Testo del documento ::
E’ trascorso un secolo, da quel giorno d’autunno in cui la salma di un soldato senza nome – perché potesse racchiuderli e rappresentarli tutti, senza distinzione – venne tumulata a imperitura memoria nel cuore della Capitale, dopo un lungo viaggio in treno iniziato in Friuli, nei cui campi di battaglia, tra gli altipiani del Carso e le Dolomiti, si erano cercati i poveri resti dei militari italiani tra cui ritrovare, senza conoscerne l’età o la provenienza, il figlio perduto di tutte le madri. Fu una di loro, Maria Bergamas, che su quel fronte aveva perso il suo Antonio, a scegliere una tra le 11 salme che, per garantire ulteriormente l’anonimato, erano state sistemate le une accanto alle altre: vi depose il suo velo nero come un’ultima carezza che sfiorava, in un semplice e toccante gesto d’amore, il volto di 650 mila Caduti, quasi un terzo dei quali non furono mai identificati.

Problemi da risolvere ::
**A)** Elenca, per favore, tutti i luoghi nominati nel testo sul soldato senza nome, compresa la Capitale.
**B)** Trascrivi dal testo sul soldato senza nome il passo che comincia con "E’ trascorso un" e termina con "furono mai identificati.".

Dati forniti ::
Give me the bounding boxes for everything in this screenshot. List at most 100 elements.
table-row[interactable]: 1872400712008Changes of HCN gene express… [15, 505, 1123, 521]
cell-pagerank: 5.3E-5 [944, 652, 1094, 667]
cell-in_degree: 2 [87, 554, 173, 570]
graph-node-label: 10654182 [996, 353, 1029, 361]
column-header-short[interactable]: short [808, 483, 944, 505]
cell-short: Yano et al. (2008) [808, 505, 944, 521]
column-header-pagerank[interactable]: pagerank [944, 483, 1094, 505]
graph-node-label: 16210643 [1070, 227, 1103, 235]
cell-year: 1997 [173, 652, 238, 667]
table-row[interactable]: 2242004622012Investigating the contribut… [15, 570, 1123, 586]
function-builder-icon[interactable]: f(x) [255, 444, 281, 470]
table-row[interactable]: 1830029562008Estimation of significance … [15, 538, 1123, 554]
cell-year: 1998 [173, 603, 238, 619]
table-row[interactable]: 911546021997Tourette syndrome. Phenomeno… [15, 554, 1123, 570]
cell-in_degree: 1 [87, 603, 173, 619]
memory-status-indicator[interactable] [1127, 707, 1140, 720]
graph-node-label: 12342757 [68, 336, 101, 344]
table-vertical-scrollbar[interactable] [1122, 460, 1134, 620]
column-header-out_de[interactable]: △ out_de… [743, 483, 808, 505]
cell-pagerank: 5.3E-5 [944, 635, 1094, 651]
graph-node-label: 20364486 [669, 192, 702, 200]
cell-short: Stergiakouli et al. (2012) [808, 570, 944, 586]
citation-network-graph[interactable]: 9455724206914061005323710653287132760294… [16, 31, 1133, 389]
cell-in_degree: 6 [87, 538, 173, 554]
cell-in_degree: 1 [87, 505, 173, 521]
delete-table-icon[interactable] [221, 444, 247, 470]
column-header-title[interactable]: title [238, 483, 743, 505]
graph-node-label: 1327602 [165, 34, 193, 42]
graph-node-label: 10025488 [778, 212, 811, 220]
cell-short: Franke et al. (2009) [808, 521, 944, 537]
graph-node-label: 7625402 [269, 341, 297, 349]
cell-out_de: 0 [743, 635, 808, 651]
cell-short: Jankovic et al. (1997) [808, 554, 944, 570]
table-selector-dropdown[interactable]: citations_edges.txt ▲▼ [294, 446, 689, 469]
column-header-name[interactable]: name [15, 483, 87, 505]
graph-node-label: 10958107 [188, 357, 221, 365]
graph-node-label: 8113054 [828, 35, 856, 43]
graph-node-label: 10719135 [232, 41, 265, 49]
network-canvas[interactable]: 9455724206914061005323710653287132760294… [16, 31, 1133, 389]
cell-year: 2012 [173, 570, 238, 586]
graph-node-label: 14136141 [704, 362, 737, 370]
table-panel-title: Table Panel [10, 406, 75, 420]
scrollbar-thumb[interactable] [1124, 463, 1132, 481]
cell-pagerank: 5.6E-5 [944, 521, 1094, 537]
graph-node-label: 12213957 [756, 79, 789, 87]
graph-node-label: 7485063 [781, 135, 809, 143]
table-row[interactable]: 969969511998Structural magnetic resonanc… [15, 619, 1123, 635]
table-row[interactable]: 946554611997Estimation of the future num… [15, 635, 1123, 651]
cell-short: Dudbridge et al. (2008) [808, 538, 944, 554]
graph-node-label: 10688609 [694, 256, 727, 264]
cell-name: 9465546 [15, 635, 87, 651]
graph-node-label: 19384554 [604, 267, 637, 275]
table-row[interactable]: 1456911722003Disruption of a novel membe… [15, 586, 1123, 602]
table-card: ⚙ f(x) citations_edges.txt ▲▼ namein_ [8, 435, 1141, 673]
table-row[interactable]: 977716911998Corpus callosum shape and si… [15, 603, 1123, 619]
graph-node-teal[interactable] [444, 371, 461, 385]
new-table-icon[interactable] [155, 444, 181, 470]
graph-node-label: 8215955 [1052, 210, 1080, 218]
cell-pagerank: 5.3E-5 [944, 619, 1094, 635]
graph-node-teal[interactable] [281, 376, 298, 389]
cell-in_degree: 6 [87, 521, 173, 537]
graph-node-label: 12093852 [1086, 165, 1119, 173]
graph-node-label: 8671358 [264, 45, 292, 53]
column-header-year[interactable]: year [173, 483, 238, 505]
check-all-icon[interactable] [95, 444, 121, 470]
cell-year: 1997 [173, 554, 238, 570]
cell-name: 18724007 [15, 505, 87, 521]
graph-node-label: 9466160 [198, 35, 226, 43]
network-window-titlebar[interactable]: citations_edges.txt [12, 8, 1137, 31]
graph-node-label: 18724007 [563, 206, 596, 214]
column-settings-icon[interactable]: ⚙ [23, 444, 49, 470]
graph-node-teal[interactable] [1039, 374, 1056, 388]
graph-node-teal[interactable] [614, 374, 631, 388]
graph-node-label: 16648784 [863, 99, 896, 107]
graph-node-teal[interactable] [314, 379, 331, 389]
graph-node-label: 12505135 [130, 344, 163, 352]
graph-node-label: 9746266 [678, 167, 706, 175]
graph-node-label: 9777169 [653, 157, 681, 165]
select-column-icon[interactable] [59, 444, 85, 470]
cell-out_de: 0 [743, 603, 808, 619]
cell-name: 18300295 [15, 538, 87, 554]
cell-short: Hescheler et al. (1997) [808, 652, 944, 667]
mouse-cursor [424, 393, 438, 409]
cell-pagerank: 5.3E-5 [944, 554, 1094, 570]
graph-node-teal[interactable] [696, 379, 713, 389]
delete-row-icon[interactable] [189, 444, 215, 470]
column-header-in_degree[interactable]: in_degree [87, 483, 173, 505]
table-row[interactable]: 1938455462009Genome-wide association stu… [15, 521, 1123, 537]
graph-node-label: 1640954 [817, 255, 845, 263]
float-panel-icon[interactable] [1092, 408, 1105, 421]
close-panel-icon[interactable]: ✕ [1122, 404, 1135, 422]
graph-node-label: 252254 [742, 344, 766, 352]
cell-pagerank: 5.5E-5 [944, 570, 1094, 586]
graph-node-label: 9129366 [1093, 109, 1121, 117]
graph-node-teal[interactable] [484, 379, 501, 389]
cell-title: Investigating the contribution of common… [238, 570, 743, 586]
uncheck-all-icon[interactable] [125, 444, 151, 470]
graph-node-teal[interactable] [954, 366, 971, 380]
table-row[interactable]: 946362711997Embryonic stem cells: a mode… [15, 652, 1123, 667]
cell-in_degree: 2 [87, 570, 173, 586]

Risultati dell'esercizio ::
**A)** Capitale, Friuli, Carso, Dolomiti

**B)**
E’ trascorso un secolo, da quel giorno d’autunno in cui la salma di un soldato senza nome – perché potesse racchiuderli e rappresentarli tutti, senza distinzione – venne tumulata a imperitura memoria nel cuore della Capitale, dopo un lungo viaggio in treno iniziato in Friuli, nei cui campi di battaglia, tra gli altipiani del Carso e le Dolomiti, si erano cercati i poveri resti dei militari italiani tra cui ritrovare, senza conoscerne l’età o la provenienza, il figlio perduto di tutte le madri. Fu una di loro, Maria Bergamas, che su quel fronte aveva perso il suo Antonio, a scegliere una tra le 11 salme che, per garantire ulteriormente l’anonimato, erano state sistemate le une accanto alle altre: vi depose il suo velo nero come un’ultima carezza che sfiorava, in un semplice e toccante gesto d’amore, il volto di 650 mila Caduti, quasi un terzo dei quali non furono mai identificati.